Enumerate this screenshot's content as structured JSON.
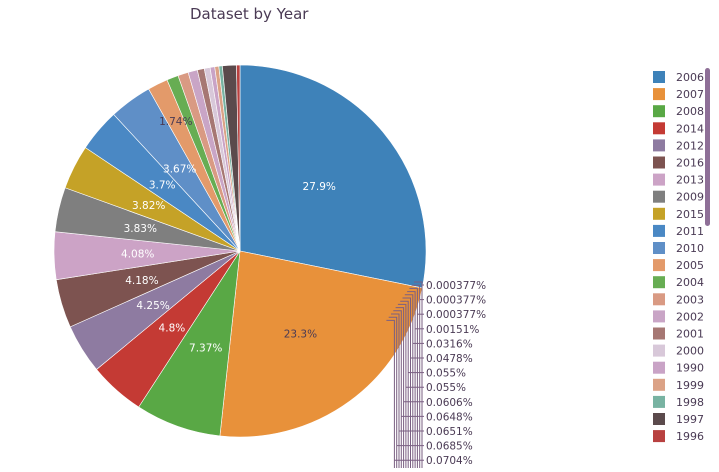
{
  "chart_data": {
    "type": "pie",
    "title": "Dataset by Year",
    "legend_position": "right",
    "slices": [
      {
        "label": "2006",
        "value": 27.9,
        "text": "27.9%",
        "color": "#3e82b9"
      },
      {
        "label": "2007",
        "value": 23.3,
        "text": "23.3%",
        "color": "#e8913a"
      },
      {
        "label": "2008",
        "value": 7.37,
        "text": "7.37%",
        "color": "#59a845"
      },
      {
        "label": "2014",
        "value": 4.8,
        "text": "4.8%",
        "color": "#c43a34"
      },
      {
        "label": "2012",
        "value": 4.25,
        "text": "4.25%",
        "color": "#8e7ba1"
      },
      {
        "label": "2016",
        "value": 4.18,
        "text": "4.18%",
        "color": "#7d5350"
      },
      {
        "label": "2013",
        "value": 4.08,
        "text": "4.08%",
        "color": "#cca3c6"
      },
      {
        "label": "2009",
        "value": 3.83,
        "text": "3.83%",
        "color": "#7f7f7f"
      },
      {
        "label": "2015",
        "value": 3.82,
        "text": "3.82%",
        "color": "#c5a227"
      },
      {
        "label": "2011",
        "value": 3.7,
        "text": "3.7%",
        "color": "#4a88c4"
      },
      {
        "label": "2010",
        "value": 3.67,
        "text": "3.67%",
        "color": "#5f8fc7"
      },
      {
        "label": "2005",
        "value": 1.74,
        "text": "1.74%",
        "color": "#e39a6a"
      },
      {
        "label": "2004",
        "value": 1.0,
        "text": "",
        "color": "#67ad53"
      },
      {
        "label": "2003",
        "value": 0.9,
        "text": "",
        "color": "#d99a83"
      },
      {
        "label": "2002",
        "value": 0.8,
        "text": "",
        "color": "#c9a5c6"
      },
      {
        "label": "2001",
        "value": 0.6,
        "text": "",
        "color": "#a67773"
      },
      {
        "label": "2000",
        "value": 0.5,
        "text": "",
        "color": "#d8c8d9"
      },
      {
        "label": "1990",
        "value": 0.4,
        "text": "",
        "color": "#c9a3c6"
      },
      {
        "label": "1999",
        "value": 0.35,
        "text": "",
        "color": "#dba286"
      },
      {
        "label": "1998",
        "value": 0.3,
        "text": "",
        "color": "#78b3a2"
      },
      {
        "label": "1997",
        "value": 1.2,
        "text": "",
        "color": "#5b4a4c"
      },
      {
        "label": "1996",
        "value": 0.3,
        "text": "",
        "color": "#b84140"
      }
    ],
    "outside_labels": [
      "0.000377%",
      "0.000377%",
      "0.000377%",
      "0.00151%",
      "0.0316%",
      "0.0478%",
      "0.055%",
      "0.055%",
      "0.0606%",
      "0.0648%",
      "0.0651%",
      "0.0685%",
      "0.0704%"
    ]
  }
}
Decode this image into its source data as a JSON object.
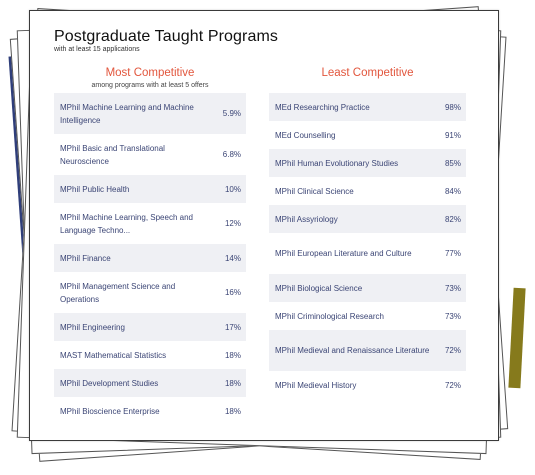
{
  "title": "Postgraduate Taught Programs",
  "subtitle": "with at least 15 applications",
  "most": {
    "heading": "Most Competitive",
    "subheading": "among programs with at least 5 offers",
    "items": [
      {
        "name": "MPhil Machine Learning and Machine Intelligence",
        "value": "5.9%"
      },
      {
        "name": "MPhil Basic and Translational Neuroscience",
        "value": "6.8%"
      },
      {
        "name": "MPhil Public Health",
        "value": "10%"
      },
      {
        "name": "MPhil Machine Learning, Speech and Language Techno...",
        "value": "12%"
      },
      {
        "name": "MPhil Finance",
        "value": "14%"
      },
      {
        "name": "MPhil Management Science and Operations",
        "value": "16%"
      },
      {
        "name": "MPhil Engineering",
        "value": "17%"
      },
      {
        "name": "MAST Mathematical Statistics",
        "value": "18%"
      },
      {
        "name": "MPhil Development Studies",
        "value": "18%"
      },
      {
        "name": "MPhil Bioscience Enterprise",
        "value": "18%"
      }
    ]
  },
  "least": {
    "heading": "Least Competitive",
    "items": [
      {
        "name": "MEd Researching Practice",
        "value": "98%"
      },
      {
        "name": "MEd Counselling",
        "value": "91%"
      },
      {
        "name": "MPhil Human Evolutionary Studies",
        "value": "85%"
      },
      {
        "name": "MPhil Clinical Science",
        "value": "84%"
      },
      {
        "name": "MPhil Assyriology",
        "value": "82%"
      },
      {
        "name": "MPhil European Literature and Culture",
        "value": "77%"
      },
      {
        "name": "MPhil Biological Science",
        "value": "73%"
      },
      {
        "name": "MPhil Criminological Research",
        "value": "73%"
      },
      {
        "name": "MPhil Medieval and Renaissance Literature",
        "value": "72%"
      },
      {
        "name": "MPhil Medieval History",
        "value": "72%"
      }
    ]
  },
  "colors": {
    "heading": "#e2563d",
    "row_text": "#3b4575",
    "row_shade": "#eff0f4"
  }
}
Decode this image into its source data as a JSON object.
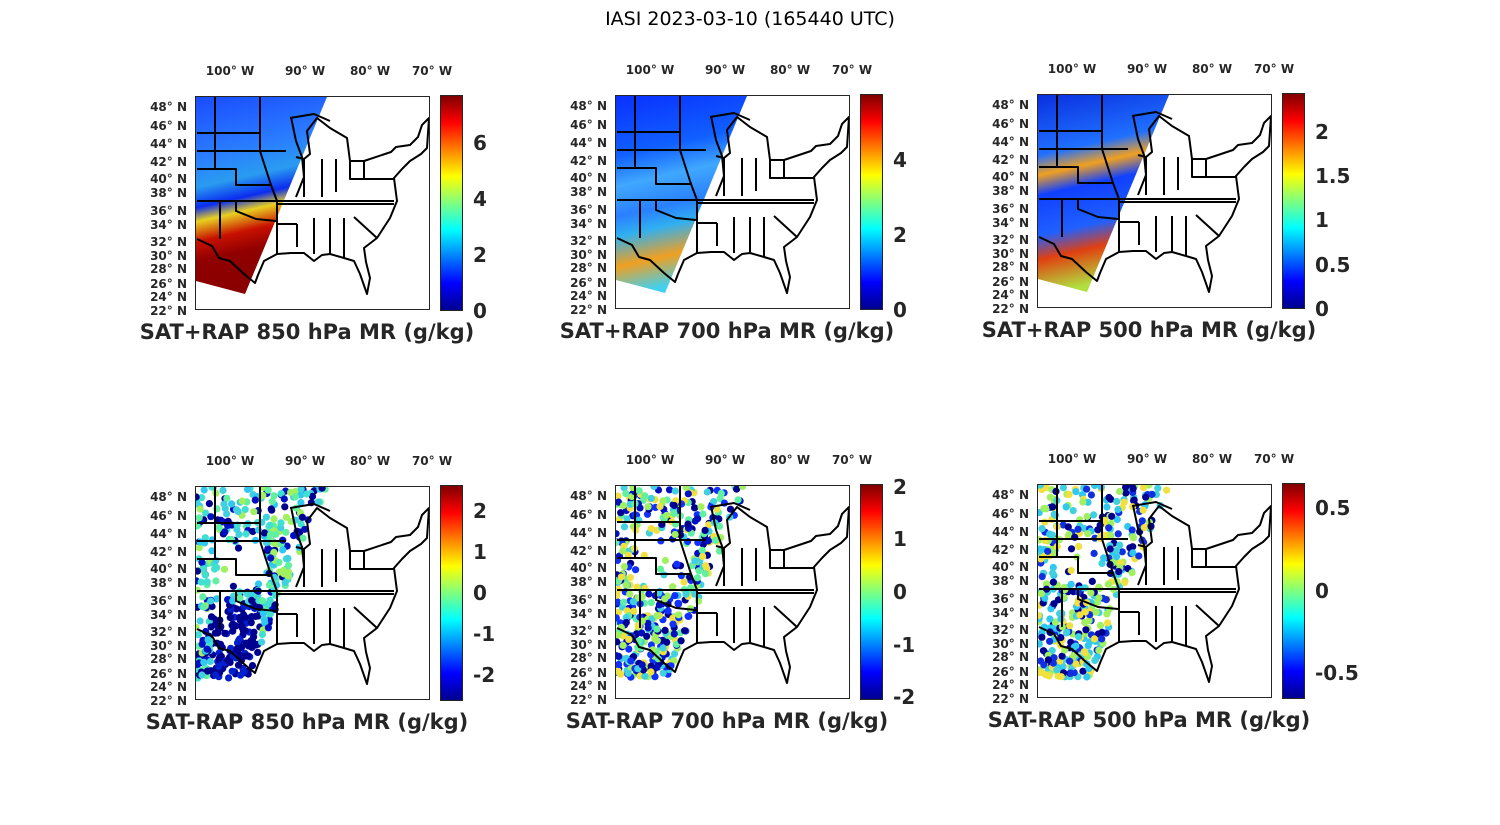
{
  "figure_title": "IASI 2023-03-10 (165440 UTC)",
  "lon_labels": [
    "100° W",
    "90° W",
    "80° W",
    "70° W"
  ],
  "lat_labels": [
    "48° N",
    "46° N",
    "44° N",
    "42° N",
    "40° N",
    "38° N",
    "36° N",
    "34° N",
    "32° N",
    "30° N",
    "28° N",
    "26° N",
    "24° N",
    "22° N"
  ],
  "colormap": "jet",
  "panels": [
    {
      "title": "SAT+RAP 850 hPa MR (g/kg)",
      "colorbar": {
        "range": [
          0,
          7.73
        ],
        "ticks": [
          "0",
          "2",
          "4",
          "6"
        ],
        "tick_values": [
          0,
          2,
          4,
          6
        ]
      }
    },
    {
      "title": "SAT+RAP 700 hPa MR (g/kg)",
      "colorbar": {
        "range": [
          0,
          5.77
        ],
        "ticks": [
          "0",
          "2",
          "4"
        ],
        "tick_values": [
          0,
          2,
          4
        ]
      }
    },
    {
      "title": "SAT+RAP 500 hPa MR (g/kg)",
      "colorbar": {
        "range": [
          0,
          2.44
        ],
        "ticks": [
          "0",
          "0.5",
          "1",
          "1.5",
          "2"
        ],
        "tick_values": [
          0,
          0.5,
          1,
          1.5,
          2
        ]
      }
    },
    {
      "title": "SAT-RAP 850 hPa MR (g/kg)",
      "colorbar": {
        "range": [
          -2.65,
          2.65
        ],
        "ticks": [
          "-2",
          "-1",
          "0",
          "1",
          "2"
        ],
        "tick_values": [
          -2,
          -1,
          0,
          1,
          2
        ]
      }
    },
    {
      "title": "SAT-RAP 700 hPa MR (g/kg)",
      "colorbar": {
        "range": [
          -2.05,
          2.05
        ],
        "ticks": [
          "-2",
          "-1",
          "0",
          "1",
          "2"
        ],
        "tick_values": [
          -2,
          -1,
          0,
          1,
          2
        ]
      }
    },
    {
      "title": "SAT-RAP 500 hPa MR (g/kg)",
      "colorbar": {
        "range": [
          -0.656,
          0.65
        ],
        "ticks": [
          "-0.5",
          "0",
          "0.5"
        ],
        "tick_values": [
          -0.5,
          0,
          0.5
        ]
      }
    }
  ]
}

*-*-*

**INSTRUCTION**:
Of the lines in the material, how many contain the word "Competitive"? Reply with the number and nothing else.

**SOLUTION TO THE EXERCISE**:
2